SHORT TASK: Repeat the records word for word, beginning with the first line and ending with the line that contains "hostname-select[interactable]: Select... xyxy=(826,193,1084,232)", including that line.

++++++++

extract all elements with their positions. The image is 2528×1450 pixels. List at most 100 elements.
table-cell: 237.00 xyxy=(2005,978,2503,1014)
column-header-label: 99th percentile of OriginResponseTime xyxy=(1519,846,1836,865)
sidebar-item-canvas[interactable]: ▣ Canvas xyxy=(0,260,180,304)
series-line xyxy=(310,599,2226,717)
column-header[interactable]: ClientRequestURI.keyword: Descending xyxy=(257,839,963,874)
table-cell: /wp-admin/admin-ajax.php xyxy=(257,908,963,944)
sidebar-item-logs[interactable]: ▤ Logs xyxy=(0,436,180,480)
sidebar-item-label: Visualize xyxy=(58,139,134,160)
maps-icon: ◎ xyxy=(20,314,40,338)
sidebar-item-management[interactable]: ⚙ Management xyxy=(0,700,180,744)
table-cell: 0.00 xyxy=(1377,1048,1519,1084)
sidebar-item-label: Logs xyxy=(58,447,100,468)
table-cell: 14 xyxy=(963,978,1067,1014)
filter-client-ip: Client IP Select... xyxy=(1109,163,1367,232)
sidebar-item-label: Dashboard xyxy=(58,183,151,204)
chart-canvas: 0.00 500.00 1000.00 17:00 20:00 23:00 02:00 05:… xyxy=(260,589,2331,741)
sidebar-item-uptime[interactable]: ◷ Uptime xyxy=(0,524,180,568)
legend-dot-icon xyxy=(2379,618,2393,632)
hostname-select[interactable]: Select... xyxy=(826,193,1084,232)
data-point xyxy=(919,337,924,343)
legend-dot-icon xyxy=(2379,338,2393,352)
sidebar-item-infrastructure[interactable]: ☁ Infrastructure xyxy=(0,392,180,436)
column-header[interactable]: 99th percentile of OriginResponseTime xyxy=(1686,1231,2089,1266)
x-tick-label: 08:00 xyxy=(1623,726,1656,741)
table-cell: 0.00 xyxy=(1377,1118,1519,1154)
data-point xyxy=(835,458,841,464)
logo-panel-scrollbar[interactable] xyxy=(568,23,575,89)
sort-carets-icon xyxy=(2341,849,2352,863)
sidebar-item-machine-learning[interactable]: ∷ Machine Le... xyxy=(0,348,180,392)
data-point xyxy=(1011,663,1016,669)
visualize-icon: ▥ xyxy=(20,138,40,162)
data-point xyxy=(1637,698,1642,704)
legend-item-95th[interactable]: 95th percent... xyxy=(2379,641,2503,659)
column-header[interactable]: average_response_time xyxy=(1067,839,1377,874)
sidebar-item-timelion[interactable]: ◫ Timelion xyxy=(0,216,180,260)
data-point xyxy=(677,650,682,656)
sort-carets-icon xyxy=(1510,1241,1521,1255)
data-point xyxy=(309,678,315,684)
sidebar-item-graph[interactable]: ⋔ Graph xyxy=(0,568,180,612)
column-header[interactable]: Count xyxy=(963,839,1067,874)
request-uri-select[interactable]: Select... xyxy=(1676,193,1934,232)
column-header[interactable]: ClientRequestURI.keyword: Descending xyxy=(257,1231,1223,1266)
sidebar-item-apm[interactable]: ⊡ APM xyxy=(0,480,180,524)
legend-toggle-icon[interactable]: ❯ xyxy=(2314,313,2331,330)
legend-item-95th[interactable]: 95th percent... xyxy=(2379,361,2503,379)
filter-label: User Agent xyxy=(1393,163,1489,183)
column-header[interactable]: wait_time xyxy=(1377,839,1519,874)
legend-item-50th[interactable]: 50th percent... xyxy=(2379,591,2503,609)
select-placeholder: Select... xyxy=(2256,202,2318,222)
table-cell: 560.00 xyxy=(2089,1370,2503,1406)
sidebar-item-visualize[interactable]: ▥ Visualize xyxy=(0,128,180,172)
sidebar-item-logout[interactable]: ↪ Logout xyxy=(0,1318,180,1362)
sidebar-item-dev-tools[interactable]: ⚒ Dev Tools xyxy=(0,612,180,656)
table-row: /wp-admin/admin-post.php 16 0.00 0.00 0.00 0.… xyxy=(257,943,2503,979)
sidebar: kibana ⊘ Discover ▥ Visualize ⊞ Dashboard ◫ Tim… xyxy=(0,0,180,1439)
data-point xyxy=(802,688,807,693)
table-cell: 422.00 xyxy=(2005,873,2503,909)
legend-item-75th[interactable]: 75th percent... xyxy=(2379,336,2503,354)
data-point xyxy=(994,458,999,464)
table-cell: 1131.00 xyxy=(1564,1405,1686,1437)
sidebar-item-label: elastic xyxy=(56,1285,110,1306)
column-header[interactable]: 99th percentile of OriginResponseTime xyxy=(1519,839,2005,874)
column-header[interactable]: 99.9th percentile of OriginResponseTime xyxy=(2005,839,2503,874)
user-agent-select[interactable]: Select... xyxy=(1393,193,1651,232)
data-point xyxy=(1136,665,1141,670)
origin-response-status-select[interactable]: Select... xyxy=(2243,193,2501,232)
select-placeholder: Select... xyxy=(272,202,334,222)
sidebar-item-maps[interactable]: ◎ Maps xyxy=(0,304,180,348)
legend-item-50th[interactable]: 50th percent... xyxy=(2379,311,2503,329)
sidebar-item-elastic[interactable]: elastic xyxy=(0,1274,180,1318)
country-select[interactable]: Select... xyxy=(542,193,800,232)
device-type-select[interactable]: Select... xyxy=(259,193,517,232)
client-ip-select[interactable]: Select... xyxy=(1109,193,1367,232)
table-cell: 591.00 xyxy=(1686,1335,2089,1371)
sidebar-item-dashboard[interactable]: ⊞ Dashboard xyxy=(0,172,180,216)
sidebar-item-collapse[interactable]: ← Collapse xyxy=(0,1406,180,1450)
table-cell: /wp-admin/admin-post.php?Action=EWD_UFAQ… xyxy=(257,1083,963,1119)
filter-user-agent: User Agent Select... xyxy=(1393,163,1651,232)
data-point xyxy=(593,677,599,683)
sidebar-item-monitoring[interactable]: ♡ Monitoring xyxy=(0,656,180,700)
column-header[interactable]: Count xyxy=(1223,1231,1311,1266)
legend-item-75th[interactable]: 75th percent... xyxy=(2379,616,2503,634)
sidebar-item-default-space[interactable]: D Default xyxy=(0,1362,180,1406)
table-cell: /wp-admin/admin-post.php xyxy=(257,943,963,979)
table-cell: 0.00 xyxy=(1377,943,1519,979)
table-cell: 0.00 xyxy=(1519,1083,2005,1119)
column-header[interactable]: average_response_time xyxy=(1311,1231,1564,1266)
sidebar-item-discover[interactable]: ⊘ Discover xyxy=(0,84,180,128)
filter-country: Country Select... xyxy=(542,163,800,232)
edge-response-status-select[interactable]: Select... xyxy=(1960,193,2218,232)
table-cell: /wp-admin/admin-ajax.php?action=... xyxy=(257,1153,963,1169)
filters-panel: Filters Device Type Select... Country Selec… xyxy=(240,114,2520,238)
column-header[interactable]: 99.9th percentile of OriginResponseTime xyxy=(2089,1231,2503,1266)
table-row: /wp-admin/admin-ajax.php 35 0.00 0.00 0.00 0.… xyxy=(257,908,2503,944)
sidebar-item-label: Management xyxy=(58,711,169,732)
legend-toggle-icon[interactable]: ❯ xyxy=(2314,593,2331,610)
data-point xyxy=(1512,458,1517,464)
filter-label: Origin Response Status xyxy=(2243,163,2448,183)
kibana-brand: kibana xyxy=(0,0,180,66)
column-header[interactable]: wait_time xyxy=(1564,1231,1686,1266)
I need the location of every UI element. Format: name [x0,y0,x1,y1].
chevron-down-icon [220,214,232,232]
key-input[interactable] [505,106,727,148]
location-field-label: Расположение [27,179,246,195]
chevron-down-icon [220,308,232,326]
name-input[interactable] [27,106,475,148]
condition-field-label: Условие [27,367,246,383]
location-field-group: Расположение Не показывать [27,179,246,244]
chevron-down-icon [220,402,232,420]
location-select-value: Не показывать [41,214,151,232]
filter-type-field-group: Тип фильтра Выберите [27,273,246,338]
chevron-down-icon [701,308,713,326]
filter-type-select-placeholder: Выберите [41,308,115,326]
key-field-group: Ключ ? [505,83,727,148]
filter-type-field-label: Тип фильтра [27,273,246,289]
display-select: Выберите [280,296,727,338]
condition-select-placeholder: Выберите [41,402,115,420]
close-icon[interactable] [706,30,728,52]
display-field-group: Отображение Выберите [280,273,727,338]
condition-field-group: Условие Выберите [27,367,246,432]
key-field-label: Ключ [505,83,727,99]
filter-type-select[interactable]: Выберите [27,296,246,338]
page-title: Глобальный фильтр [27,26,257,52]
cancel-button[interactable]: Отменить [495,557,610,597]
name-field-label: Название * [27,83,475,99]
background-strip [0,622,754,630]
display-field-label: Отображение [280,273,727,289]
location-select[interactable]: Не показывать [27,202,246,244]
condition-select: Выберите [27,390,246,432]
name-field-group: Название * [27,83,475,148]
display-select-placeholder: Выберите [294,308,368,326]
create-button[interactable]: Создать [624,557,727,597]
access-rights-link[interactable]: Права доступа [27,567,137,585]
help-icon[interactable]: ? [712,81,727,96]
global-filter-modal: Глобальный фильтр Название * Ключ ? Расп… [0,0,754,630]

++++++++

ANSWER TO THE PROBLEM:
extract all elements with their positions. The image is 2528×1450 pixels. List at most 100 elements.
table-cell: 237.00 xyxy=(2005,978,2503,1014)
column-header-label: 99th percentile of OriginResponseTime xyxy=(1519,846,1836,865)
sidebar-item-canvas[interactable]: ▣ Canvas xyxy=(0,260,180,304)
series-line xyxy=(310,599,2226,717)
column-header[interactable]: ClientRequestURI.keyword: Descending xyxy=(257,839,963,874)
table-cell: /wp-admin/admin-ajax.php xyxy=(257,908,963,944)
sidebar-item-logs[interactable]: ▤ Logs xyxy=(0,436,180,480)
sidebar-item-label: Visualize xyxy=(58,139,134,160)
maps-icon: ◎ xyxy=(20,314,40,338)
sidebar-item-management[interactable]: ⚙ Management xyxy=(0,700,180,744)
table-cell: 0.00 xyxy=(1377,1048,1519,1084)
sidebar-item-label: Logs xyxy=(58,447,100,468)
table-cell: 14 xyxy=(963,978,1067,1014)
filter-client-ip: Client IP Select... xyxy=(1109,163,1367,232)
sidebar-item-label: Dashboard xyxy=(58,183,151,204)
chart-canvas: 0.00 500.00 1000.00 17:00 20:00 23:00 02:00 05:… xyxy=(260,589,2331,741)
sidebar-item-uptime[interactable]: ◷ Uptime xyxy=(0,524,180,568)
legend-dot-icon xyxy=(2379,618,2393,632)
hostname-select[interactable]: Select... xyxy=(826,193,1084,232)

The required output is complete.